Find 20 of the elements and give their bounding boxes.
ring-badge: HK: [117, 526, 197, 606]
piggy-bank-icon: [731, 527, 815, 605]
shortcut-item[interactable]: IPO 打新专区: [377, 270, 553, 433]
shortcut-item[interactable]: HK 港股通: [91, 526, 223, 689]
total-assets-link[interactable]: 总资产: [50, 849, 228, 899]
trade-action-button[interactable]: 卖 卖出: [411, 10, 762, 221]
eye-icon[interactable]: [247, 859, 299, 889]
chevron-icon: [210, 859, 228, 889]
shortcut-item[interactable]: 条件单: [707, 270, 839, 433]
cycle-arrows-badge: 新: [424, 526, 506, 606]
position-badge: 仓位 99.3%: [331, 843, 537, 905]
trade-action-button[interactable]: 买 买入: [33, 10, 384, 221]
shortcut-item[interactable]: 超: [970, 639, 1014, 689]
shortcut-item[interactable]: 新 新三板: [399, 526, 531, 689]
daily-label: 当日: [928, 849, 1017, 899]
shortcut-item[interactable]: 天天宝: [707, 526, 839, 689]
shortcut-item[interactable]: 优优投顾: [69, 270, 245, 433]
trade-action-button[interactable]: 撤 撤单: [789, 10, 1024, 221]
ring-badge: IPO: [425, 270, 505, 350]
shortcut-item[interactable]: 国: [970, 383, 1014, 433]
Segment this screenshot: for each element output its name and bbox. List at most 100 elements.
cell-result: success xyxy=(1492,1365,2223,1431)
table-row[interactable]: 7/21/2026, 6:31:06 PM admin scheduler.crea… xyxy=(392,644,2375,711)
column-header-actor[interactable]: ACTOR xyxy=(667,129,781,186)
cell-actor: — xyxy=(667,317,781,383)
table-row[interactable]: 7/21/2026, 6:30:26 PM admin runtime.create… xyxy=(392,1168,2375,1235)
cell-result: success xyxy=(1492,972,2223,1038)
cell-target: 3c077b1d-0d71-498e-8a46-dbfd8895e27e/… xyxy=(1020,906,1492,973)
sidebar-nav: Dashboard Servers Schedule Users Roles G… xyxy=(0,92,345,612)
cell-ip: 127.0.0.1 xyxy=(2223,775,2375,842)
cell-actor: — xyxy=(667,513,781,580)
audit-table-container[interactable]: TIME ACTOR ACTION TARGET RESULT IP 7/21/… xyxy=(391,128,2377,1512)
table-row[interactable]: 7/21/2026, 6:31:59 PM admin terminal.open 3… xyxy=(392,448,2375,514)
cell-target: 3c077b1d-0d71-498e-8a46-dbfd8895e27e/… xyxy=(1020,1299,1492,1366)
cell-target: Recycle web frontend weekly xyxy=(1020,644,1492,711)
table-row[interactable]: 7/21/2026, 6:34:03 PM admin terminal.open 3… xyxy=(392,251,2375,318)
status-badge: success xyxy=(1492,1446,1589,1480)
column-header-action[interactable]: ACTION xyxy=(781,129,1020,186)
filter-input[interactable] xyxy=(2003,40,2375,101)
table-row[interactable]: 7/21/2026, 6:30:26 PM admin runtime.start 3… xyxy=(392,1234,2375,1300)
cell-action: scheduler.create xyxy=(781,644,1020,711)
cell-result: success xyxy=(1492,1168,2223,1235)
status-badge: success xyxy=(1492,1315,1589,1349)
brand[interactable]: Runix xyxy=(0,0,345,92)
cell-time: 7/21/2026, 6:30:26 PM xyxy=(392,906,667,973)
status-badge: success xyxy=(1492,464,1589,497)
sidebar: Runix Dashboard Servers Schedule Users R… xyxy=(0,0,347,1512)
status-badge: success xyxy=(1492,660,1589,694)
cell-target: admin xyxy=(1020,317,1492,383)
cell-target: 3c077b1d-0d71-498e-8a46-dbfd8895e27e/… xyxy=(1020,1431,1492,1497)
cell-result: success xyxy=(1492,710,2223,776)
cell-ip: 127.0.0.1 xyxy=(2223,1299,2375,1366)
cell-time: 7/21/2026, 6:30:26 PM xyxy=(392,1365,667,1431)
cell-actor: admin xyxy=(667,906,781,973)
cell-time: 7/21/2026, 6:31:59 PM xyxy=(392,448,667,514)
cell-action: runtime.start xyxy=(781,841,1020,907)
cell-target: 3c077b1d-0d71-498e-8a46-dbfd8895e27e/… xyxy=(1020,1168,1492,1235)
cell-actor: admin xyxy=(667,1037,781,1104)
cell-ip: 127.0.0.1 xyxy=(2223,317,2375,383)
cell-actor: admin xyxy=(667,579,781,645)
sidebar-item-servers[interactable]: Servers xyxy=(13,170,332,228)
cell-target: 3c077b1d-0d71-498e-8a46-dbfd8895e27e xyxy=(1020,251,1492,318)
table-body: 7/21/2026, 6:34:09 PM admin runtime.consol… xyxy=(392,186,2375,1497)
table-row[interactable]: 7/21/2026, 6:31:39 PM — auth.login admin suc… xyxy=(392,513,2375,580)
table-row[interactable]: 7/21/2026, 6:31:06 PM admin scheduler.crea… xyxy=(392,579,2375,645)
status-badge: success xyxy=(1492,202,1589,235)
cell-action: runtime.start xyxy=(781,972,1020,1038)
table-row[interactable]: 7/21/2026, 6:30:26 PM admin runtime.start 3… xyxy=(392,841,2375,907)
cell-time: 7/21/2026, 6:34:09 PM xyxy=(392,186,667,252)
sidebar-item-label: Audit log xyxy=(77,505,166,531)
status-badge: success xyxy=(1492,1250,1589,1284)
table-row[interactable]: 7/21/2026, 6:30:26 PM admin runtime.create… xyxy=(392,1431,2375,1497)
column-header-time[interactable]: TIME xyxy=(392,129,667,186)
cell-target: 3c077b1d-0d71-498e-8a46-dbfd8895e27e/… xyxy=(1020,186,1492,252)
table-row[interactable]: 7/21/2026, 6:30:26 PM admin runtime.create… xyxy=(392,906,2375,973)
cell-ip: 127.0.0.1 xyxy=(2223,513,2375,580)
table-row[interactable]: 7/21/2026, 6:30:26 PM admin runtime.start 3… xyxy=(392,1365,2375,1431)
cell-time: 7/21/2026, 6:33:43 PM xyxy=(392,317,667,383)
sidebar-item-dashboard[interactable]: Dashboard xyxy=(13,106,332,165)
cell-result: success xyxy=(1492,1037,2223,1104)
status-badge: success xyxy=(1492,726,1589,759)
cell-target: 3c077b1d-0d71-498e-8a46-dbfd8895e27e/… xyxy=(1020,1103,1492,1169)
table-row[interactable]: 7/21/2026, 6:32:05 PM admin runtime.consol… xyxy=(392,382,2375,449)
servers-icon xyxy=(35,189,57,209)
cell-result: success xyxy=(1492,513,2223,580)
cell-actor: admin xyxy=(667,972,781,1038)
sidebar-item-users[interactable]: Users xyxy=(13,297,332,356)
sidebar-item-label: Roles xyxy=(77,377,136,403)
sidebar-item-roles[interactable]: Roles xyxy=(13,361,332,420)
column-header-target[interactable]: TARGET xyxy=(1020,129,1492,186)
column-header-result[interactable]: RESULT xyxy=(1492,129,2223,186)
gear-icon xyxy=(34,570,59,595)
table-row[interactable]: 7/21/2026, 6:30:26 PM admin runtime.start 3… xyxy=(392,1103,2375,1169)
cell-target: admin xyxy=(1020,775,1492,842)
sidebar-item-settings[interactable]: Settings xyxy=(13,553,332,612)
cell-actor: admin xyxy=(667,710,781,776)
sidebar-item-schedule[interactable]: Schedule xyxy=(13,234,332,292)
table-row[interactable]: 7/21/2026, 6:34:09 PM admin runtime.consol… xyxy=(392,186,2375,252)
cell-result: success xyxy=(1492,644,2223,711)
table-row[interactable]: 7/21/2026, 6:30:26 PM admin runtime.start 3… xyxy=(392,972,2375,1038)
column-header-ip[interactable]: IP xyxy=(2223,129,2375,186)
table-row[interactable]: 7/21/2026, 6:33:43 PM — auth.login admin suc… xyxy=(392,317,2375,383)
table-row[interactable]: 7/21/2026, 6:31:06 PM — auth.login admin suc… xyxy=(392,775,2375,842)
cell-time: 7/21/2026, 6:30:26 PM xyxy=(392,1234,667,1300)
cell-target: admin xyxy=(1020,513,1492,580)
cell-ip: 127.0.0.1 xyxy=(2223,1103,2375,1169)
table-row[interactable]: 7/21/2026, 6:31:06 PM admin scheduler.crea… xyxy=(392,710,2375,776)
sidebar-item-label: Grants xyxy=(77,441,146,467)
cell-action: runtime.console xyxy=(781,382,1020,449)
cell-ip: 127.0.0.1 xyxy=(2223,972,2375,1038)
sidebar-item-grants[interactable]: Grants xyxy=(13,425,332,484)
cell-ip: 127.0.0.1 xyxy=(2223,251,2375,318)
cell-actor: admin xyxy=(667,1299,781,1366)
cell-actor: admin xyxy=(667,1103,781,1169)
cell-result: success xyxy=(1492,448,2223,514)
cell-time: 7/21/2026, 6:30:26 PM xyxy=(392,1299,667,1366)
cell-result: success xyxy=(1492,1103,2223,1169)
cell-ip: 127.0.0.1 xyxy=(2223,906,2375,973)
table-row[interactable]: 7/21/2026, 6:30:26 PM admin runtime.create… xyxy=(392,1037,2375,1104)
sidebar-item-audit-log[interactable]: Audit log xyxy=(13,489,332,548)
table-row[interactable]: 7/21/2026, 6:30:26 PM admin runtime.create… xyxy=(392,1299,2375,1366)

***

(PROBLEM DESCRIPTION)
Extract every line from the items above that contains the string "trade".

(ANSWER TO THE EXERCISE)
trade-action-button[interactable]: 卖 卖出: [411, 10, 762, 221]
trade-action-button[interactable]: 买 买入: [33, 10, 384, 221]
trade-action-button[interactable]: 撤 撤单: [789, 10, 1024, 221]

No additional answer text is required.